WORK INSTRUCTIONS: What is the number of lines containing "CRESCERE"? Give only that number.

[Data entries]
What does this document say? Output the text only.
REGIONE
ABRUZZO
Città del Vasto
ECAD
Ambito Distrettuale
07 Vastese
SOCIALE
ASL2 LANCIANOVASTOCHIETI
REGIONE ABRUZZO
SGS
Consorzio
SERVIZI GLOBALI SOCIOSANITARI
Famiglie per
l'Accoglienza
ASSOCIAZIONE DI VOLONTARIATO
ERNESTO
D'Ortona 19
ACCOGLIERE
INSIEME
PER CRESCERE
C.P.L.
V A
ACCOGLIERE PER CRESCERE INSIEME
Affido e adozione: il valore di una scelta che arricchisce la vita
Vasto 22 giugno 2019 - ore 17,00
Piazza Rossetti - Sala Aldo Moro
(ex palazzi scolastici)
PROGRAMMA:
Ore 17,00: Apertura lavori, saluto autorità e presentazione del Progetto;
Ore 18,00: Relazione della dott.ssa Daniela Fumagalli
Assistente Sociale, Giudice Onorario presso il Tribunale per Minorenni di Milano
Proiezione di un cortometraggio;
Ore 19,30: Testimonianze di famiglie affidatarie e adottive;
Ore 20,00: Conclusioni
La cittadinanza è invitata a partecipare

ANSWER TO THIS EXERCISE: 2